Exercise description:
Search the material for the string "Volcánicos" and copy each line where it occurs.

───── Data for processing

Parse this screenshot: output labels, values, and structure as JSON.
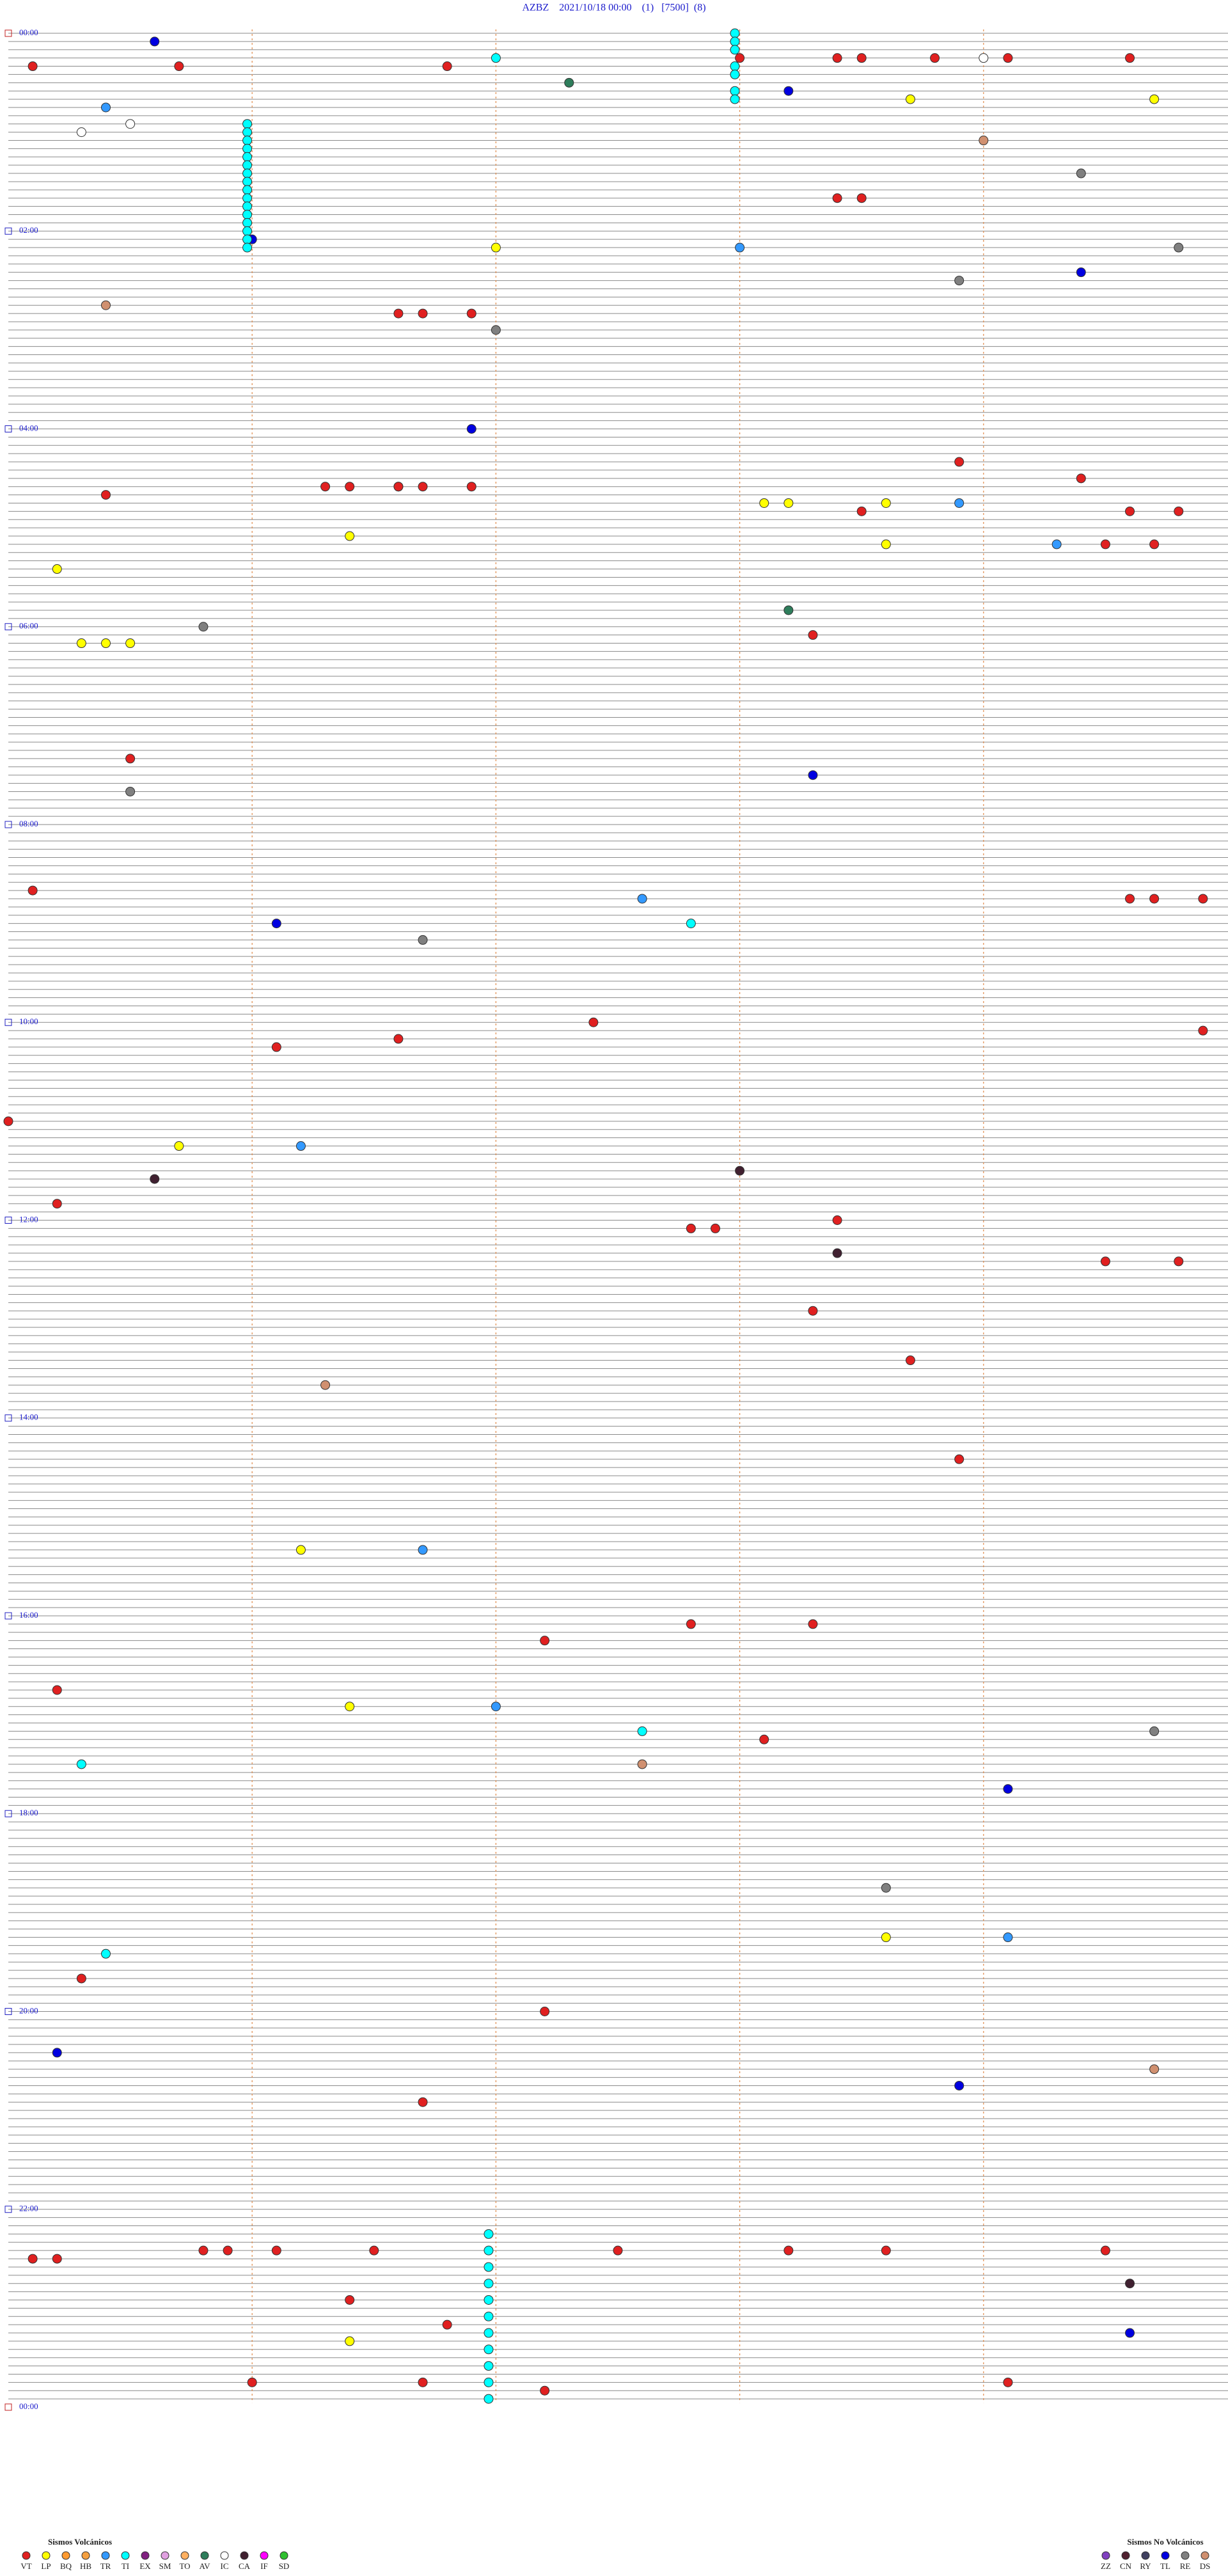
{
  "chart_data": {
    "type": "helicorder",
    "title": "AZBZ    2021/10/18 00:00    (1)   [7500]  (8)",
    "hour_labels": [
      "00:00",
      "02:00",
      "04:00",
      "06:00",
      "08:00",
      "10:00",
      "12:00",
      "14:00",
      "16:00",
      "18:00",
      "20:00",
      "22:00",
      "00:00"
    ],
    "legend": {
      "volcanic": {
        "title": "Sismos Volcánicos",
        "types": [
          {
            "code": "VT",
            "color": "#e02020"
          },
          {
            "code": "LP",
            "color": "#ffff00"
          },
          {
            "code": "BQ",
            "color": "#ff9a30"
          },
          {
            "code": "HB",
            "color": "#f5a040"
          },
          {
            "code": "TR",
            "color": "#3399ff"
          },
          {
            "code": "TI",
            "color": "#00ffff"
          },
          {
            "code": "EX",
            "color": "#802080"
          },
          {
            "code": "SM",
            "color": "#e0a0e0"
          },
          {
            "code": "TO",
            "color": "#ffb060"
          },
          {
            "code": "AV",
            "color": "#2e7d5b"
          },
          {
            "code": "IC",
            "color": "#ffffff"
          },
          {
            "code": "CA",
            "color": "#402030"
          },
          {
            "code": "IF",
            "color": "#ff00ff"
          },
          {
            "code": "SD",
            "color": "#30c030"
          }
        ]
      },
      "non_volcanic": {
        "title": "Sismos No Volcánicos",
        "types": [
          {
            "code": "ZZ",
            "color": "#8040c0"
          },
          {
            "code": "CN",
            "color": "#502030"
          },
          {
            "code": "RY",
            "color": "#404060"
          },
          {
            "code": "TL",
            "color": "#0000e0"
          },
          {
            "code": "RE",
            "color": "#808080"
          },
          {
            "code": "DS",
            "color": "#d09070"
          }
        ]
      }
    },
    "events": [
      {
        "t": 5.6,
        "type": "TL"
      },
      {
        "t": 20.1,
        "type": "VT"
      },
      {
        "t": 20.7,
        "type": "VT"
      },
      {
        "t": 21.8,
        "type": "VT"
      },
      {
        "t": 18.0,
        "type": "VT"
      },
      {
        "t": 18.4,
        "type": "VT"
      },
      {
        "t": 18.5,
        "type": "VT"
      },
      {
        "t": 18.8,
        "type": "VT"
      },
      {
        "t": 19.1,
        "type": "VT"
      },
      {
        "t": 19.6,
        "type": "VT"
      },
      {
        "t": 17.0,
        "type": "TI"
      },
      {
        "t": 19.0,
        "type": "IC"
      },
      {
        "t": 38.2,
        "type": "TL"
      },
      {
        "t": 32.3,
        "type": "AV"
      },
      {
        "t": 43.7,
        "type": "LP"
      },
      {
        "t": 44.7,
        "type": "LP"
      },
      {
        "t": 45.4,
        "type": "TR"
      },
      {
        "t": 60.3,
        "type": "IC"
      },
      {
        "t": 55.5,
        "type": "IC"
      },
      {
        "t": 69.0,
        "type": "DS"
      },
      {
        "t": 89.4,
        "type": "RE"
      },
      {
        "t": 103.4,
        "type": "VT"
      },
      {
        "t": 103.5,
        "type": "VT"
      },
      {
        "t": 126.0,
        "type": "TL"
      },
      {
        "t": 132.0,
        "type": "LP"
      },
      {
        "t": 133.0,
        "type": "TR"
      },
      {
        "t": 134.8,
        "type": "RE"
      },
      {
        "t": 149.4,
        "type": "TL"
      },
      {
        "t": 153.9,
        "type": "RE"
      },
      {
        "t": 165.4,
        "type": "DS"
      },
      {
        "t": 171.6,
        "type": "VT"
      },
      {
        "t": 171.7,
        "type": "VT"
      },
      {
        "t": 171.9,
        "type": "VT"
      },
      {
        "t": 182.0,
        "type": "RE"
      },
      {
        "t": 280.4,
        "type": "VT"
      },
      {
        "t": 276.3,
        "type": "VT"
      },
      {
        "t": 276.4,
        "type": "VT"
      },
      {
        "t": 276.6,
        "type": "VT"
      },
      {
        "t": 276.6,
        "type": "VT"
      },
      {
        "t": 276.7,
        "type": "VT"
      },
      {
        "t": 276.9,
        "type": "VT"
      },
      {
        "t": 241.9,
        "type": "TL"
      },
      {
        "t": 263.9,
        "type": "VT"
      },
      {
        "t": 274.4,
        "type": "VT"
      },
      {
        "t": 288.1,
        "type": "LP"
      },
      {
        "t": 288.2,
        "type": "LP"
      },
      {
        "t": 288.6,
        "type": "LP"
      },
      {
        "t": 288.9,
        "type": "TR"
      },
      {
        "t": 293.5,
        "type": "VT"
      },
      {
        "t": 294.6,
        "type": "VT"
      },
      {
        "t": 294.8,
        "type": "VT"
      },
      {
        "t": 306.4,
        "type": "LP"
      },
      {
        "t": 313.6,
        "type": "LP"
      },
      {
        "t": 314.3,
        "type": "TR"
      },
      {
        "t": 314.5,
        "type": "VT"
      },
      {
        "t": 314.7,
        "type": "VT"
      },
      {
        "t": 325.2,
        "type": "LP"
      },
      {
        "t": 370.3,
        "type": "LP"
      },
      {
        "t": 370.4,
        "type": "LP"
      },
      {
        "t": 370.5,
        "type": "LP"
      },
      {
        "t": 360.8,
        "type": "RE"
      },
      {
        "t": 353.2,
        "type": "AV"
      },
      {
        "t": 368.3,
        "type": "VT"
      },
      {
        "t": 440.5,
        "type": "VT"
      },
      {
        "t": 453.3,
        "type": "TL"
      },
      {
        "t": 460.5,
        "type": "RE"
      },
      {
        "t": 520.1,
        "type": "VT"
      },
      {
        "t": 529.6,
        "type": "VT"
      },
      {
        "t": 529.7,
        "type": "VT"
      },
      {
        "t": 529.9,
        "type": "VT"
      },
      {
        "t": 541.1,
        "type": "TL"
      },
      {
        "t": 551.7,
        "type": "RE"
      },
      {
        "t": 527.6,
        "type": "TR"
      },
      {
        "t": 542.8,
        "type": "TI"
      },
      {
        "t": 616.1,
        "type": "VT"
      },
      {
        "t": 611.6,
        "type": "VT"
      },
      {
        "t": 602.4,
        "type": "VT"
      },
      {
        "t": 609.9,
        "type": "VT"
      },
      {
        "t": 660.0,
        "type": "VT"
      },
      {
        "t": 675.7,
        "type": "LP"
      },
      {
        "t": 676.2,
        "type": "TR"
      },
      {
        "t": 695.6,
        "type": "CA"
      },
      {
        "t": 710.2,
        "type": "VT"
      },
      {
        "t": 693.0,
        "type": "CA"
      },
      {
        "t": 743.4,
        "type": "CA"
      },
      {
        "t": 727.8,
        "type": "VT"
      },
      {
        "t": 727.9,
        "type": "VT"
      },
      {
        "t": 723.4,
        "type": "VT"
      },
      {
        "t": 749.5,
        "type": "VT"
      },
      {
        "t": 749.8,
        "type": "VT"
      },
      {
        "t": 778.3,
        "type": "VT"
      },
      {
        "t": 808.7,
        "type": "VT"
      },
      {
        "t": 821.3,
        "type": "DS"
      },
      {
        "t": 868.9,
        "type": "VT"
      },
      {
        "t": 921.2,
        "type": "LP"
      },
      {
        "t": 921.7,
        "type": "TR"
      },
      {
        "t": 977.2,
        "type": "VT"
      },
      {
        "t": 967.8,
        "type": "VT"
      },
      {
        "t": 968.3,
        "type": "VT"
      },
      {
        "t": 1005.2,
        "type": "VT"
      },
      {
        "t": 1016.4,
        "type": "LP"
      },
      {
        "t": 1017.0,
        "type": "TR"
      },
      {
        "t": 1032.6,
        "type": "TI"
      },
      {
        "t": 1038.1,
        "type": "VT"
      },
      {
        "t": 1034.7,
        "type": "RE"
      },
      {
        "t": 1050.3,
        "type": "TI"
      },
      {
        "t": 1052.6,
        "type": "DS"
      },
      {
        "t": 1069.1,
        "type": "TL"
      },
      {
        "t": 1128.6,
        "type": "RE"
      },
      {
        "t": 1158.6,
        "type": "LP"
      },
      {
        "t": 1159.1,
        "type": "TR"
      },
      {
        "t": 1180.3,
        "type": "VT"
      },
      {
        "t": 1165.4,
        "type": "TI"
      },
      {
        "t": 1202.2,
        "type": "VT"
      },
      {
        "t": 1225.2,
        "type": "TL"
      },
      {
        "t": 1239.7,
        "type": "DS"
      },
      {
        "t": 1248.9,
        "type": "TL"
      },
      {
        "t": 1256.7,
        "type": "VT"
      },
      {
        "t": 1350.1,
        "type": "VT"
      },
      {
        "t": 1350.2,
        "type": "VT"
      },
      {
        "t": 1345.8,
        "type": "VT"
      },
      {
        "t": 1345.9,
        "type": "VT"
      },
      {
        "t": 1346.1,
        "type": "VT"
      },
      {
        "t": 1346.5,
        "type": "VT"
      },
      {
        "t": 1347.5,
        "type": "VT"
      },
      {
        "t": 1348.2,
        "type": "VT"
      },
      {
        "t": 1348.6,
        "type": "VT"
      },
      {
        "t": 1349.5,
        "type": "VT"
      },
      {
        "t": 1376.4,
        "type": "VT"
      },
      {
        "t": 1391.8,
        "type": "VT"
      },
      {
        "t": 1426.0,
        "type": "VT"
      },
      {
        "t": 1426.7,
        "type": "VT"
      },
      {
        "t": 1432.2,
        "type": "VT"
      },
      {
        "t": 1429.1,
        "type": "VT"
      },
      {
        "t": 1401.4,
        "type": "LP"
      },
      {
        "t": 1399.6,
        "type": "TL"
      },
      {
        "t": 1369.6,
        "type": "CA"
      },
      {
        "t": 2.98,
        "type": "TI"
      },
      {
        "t": 7.98,
        "type": "TI"
      },
      {
        "t": 12.98,
        "type": "TI"
      },
      {
        "t": 22.98,
        "type": "TI"
      },
      {
        "t": 27.98,
        "type": "TI"
      },
      {
        "t": 37.98,
        "type": "TI"
      },
      {
        "t": 42.98,
        "type": "TI"
      },
      {
        "t": 55.98,
        "type": "TI"
      },
      {
        "t": 60.98,
        "type": "TI"
      },
      {
        "t": 65.98,
        "type": "TI"
      },
      {
        "t": 70.98,
        "type": "TI"
      },
      {
        "t": 75.98,
        "type": "TI"
      },
      {
        "t": 80.98,
        "type": "TI"
      },
      {
        "t": 85.98,
        "type": "TI"
      },
      {
        "t": 90.98,
        "type": "TI"
      },
      {
        "t": 95.98,
        "type": "TI"
      },
      {
        "t": 100.98,
        "type": "TI"
      },
      {
        "t": 105.98,
        "type": "TI"
      },
      {
        "t": 110.98,
        "type": "TI"
      },
      {
        "t": 115.98,
        "type": "TI"
      },
      {
        "t": 120.98,
        "type": "TI"
      },
      {
        "t": 125.98,
        "type": "TI"
      },
      {
        "t": 130.98,
        "type": "TI"
      },
      {
        "t": 1336.97,
        "type": "TI"
      },
      {
        "t": 1346.97,
        "type": "TI"
      },
      {
        "t": 1356.97,
        "type": "TI"
      },
      {
        "t": 1366.97,
        "type": "TI"
      },
      {
        "t": 1376.97,
        "type": "TI"
      },
      {
        "t": 1386.97,
        "type": "TI"
      },
      {
        "t": 1396.97,
        "type": "TI"
      },
      {
        "t": 1406.97,
        "type": "TI"
      },
      {
        "t": 1416.97,
        "type": "TI"
      },
      {
        "t": 1426.97,
        "type": "TI"
      },
      {
        "t": 1436.97,
        "type": "TI"
      }
    ]
  }
}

──────────

Task result:
        "title": "Sismos Volcánicos",
        "title": "Sismos No Volcánicos",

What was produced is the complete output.